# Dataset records
-- -- --

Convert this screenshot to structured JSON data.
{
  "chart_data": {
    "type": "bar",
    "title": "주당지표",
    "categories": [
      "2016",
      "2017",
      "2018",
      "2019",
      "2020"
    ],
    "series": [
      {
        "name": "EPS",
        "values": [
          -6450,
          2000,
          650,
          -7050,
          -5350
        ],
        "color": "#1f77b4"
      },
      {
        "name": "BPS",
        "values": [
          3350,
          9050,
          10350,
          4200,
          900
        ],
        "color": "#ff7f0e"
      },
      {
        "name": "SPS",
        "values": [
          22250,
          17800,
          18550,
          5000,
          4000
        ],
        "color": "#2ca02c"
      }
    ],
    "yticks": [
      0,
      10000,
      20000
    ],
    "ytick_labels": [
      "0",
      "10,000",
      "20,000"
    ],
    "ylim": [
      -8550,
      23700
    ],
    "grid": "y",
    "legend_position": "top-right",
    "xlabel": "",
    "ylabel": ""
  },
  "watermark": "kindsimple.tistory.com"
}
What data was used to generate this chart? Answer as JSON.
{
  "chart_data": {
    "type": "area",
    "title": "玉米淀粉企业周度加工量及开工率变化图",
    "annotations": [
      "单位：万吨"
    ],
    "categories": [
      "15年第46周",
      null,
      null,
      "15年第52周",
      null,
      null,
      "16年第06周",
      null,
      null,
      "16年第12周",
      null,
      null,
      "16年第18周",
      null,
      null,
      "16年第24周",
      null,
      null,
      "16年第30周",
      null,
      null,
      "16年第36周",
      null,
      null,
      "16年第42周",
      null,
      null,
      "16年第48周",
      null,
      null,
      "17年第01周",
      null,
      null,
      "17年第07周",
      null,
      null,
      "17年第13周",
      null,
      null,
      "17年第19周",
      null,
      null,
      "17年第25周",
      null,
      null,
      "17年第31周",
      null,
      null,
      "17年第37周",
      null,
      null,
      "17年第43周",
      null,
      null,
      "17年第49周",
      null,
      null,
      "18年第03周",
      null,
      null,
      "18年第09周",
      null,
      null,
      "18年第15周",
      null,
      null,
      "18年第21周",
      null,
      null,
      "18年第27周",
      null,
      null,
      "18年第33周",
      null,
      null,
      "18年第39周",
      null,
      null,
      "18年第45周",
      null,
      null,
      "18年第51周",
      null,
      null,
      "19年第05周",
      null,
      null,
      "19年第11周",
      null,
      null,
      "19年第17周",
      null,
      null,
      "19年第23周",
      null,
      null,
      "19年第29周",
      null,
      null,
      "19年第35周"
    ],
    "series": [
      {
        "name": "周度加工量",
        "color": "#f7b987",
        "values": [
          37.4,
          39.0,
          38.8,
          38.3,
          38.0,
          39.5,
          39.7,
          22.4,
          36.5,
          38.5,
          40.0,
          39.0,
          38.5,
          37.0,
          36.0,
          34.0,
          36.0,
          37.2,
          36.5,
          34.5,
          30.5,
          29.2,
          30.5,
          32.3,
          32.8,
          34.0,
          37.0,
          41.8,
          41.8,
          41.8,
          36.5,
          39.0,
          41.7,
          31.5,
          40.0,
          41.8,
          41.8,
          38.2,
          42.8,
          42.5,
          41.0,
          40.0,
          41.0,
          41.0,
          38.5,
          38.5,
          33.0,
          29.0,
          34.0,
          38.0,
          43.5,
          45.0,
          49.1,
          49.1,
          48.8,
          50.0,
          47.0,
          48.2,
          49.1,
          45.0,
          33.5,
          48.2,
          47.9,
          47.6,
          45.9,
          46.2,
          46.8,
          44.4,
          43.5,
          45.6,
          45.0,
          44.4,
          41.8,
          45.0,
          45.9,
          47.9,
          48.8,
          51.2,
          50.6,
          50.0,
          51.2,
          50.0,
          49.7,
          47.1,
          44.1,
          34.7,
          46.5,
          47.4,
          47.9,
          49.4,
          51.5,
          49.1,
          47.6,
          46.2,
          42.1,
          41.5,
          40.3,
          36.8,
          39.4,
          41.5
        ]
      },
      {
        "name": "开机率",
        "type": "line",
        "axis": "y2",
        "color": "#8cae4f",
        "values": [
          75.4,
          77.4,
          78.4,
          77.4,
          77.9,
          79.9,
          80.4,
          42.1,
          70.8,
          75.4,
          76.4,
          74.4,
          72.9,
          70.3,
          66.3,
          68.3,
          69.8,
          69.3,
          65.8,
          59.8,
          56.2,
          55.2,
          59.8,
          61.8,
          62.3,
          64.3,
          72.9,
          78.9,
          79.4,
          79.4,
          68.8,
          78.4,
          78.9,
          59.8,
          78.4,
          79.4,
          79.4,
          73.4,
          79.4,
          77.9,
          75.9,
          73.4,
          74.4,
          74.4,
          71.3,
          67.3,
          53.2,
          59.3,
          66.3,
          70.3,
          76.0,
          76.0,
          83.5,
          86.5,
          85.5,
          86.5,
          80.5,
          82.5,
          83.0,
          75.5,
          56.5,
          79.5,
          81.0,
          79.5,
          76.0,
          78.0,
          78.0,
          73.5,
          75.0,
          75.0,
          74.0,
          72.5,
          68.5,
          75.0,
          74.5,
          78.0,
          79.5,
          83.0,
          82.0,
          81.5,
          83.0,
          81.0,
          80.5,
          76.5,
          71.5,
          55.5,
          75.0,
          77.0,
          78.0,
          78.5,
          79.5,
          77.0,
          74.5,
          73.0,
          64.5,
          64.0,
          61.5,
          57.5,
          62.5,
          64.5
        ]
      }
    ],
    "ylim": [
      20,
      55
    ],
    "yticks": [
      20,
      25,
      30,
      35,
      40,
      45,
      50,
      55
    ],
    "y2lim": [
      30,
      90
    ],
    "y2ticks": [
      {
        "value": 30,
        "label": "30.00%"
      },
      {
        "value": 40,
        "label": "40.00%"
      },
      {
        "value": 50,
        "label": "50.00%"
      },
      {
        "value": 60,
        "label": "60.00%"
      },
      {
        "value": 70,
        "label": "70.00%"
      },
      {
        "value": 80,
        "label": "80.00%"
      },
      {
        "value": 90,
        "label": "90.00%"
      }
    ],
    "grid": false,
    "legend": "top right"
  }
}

-- -- --

# Goal of the exercise
Reproduce all data above, unchanged.

# Reply
Convert this screenshot to structured JSON data.
{
  "chart_data": {
    "type": "bar",
    "title": "주당지표",
    "categories": [
      "2016",
      "2017",
      "2018",
      "2019",
      "2020"
    ],
    "series": [
      {
        "name": "EPS",
        "values": [
          -6450,
          2000,
          650,
          -7050,
          -5350
        ],
        "color": "#1f77b4"
      },
      {
        "name": "BPS",
        "values": [
          3350,
          9050,
          10350,
          4200,
          900
        ],
        "color": "#ff7f0e"
      },
      {
        "name": "SPS",
        "values": [
          22250,
          17800,
          18550,
          5000,
          4000
        ],
        "color": "#2ca02c"
      }
    ],
    "yticks": [
      0,
      10000,
      20000
    ],
    "ytick_labels": [
      "0",
      "10,000",
      "20,000"
    ],
    "ylim": [
      -8550,
      23700
    ],
    "grid": "y",
    "legend_position": "top-right",
    "xlabel": "",
    "ylabel": ""
  },
  "watermark": "kindsimple.tistory.com"
}
What data was used to generate this chart? Answer as JSON.
{
  "chart_data": {
    "type": "area",
    "title": "玉米淀粉企业周度加工量及开工率变化图",
    "annotations": [
      "单位：万吨"
    ],
    "categories": [
      "15年第46周",
      null,
      null,
      "15年第52周",
      null,
      null,
      "16年第06周",
      null,
      null,
      "16年第12周",
      null,
      null,
      "16年第18周",
      null,
      null,
      "16年第24周",
      null,
      null,
      "16年第30周",
      null,
      null,
      "16年第36周",
      null,
      null,
      "16年第42周",
      null,
      null,
      "16年第48周",
      null,
      null,
      "17年第01周",
      null,
      null,
      "17年第07周",
      null,
      null,
      "17年第13周",
      null,
      null,
      "17年第19周",
      null,
      null,
      "17年第25周",
      null,
      null,
      "17年第31周",
      null,
      null,
      "17年第37周",
      null,
      null,
      "17年第43周",
      null,
      null,
      "17年第49周",
      null,
      null,
      "18年第03周",
      null,
      null,
      "18年第09周",
      null,
      null,
      "18年第15周",
      null,
      null,
      "18年第21周",
      null,
      null,
      "18年第27周",
      null,
      null,
      "18年第33周",
      null,
      null,
      "18年第39周",
      null,
      null,
      "18年第45周",
      null,
      null,
      "18年第51周",
      null,
      null,
      "19年第05周",
      null,
      null,
      "19年第11周",
      null,
      null,
      "19年第17周",
      null,
      null,
      "19年第23周",
      null,
      null,
      "19年第29周",
      null,
      null,
      "19年第35周"
    ],
    "series": [
      {
        "name": "周度加工量",
        "color": "#f7b987",
        "values": [
          37.4,
          39.0,
          38.8,
          38.3,
          38.0,
          39.5,
          39.7,
          22.4,
          36.5,
          38.5,
          40.0,
          39.0,
          38.5,
          37.0,
          36.0,
          34.0,
          36.0,
          37.2,
          36.5,
          34.5,
          30.5,
          29.2,
          30.5,
          32.3,
          32.8,
          34.0,
          37.0,
          41.8,
          41.8,
          41.8,
          36.5,
          39.0,
          41.7,
          31.5,
          40.0,
          41.8,
          41.8,
          38.2,
          42.8,
          42.5,
          41.0,
          40.0,
          41.0,
          41.0,
          38.5,
          38.5,
          33.0,
          29.0,
          34.0,
          38.0,
          43.5,
          45.0,
          49.1,
          49.1,
          48.8,
          50.0,
          47.0,
          48.2,
          49.1,
          45.0,
          33.5,
          48.2,
          47.9,
          47.6,
          45.9,
          46.2,
          46.8,
          44.4,
          43.5,
          45.6,
          45.0,
          44.4,
          41.8,
          45.0,
          45.9,
          47.9,
          48.8,
          51.2,
          50.6,
          50.0,
          51.2,
          50.0,
          49.7,
          47.1,
          44.1,
          34.7,
          46.5,
          47.4,
          47.9,
          49.4,
          51.5,
          49.1,
          47.6,
          46.2,
          42.1,
          41.5,
          40.3,
          36.8,
          39.4,
          41.5
        ]
      },
      {
        "name": "开机率",
        "type": "line",
        "axis": "y2",
        "color": "#8cae4f",
        "values": [
          75.4,
          77.4,
          78.4,
          77.4,
          77.9,
          79.9,
          80.4,
          42.1,
          70.8,
          75.4,
          76.4,
          74.4,
          72.9,
          70.3,
          66.3,
          68.3,
          69.8,
          69.3,
          65.8,
          59.8,
          56.2,
          55.2,
          59.8,
          61.8,
          62.3,
          64.3,
          72.9,
          78.9,
          79.4,
          79.4,
          68.8,
          78.4,
          78.9,
          59.8,
          78.4,
          79.4,
          79.4,
          73.4,
          79.4,
          77.9,
          75.9,
          73.4,
          74.4,
          74.4,
          71.3,
          67.3,
          53.2,
          59.3,
          66.3,
          70.3,
          76.0,
          76.0,
          83.5,
          86.5,
          85.5,
          86.5,
          80.5,
          82.5,
          83.0,
          75.5,
          56.5,
          79.5,
          81.0,
          79.5,
          76.0,
          78.0,
          78.0,
          73.5,
          75.0,
          75.0,
          74.0,
          72.5,
          68.5,
          75.0,
          74.5,
          78.0,
          79.5,
          83.0,
          82.0,
          81.5,
          83.0,
          81.0,
          80.5,
          76.5,
          71.5,
          55.5,
          75.0,
          77.0,
          78.0,
          78.5,
          79.5,
          77.0,
          74.5,
          73.0,
          64.5,
          64.0,
          61.5,
          57.5,
          62.5,
          64.5
        ]
      }
    ],
    "ylim": [
      20,
      55
    ],
    "yticks": [
      20,
      25,
      30,
      35,
      40,
      45,
      50,
      55
    ],
    "y2lim": [
      30,
      90
    ],
    "y2ticks": [
      {
        "value": 30,
        "label": "30.00%"
      },
      {
        "value": 40,
        "label": "40.00%"
      },
      {
        "value": 50,
        "label": "50.00%"
      },
      {
        "value": 60,
        "label": "60.00%"
      },
      {
        "value": 70,
        "label": "70.00%"
      },
      {
        "value": 80,
        "label": "80.00%"
      },
      {
        "value": 90,
        "label": "90.00%"
      }
    ],
    "grid": false,
    "legend": "top right"
  }
}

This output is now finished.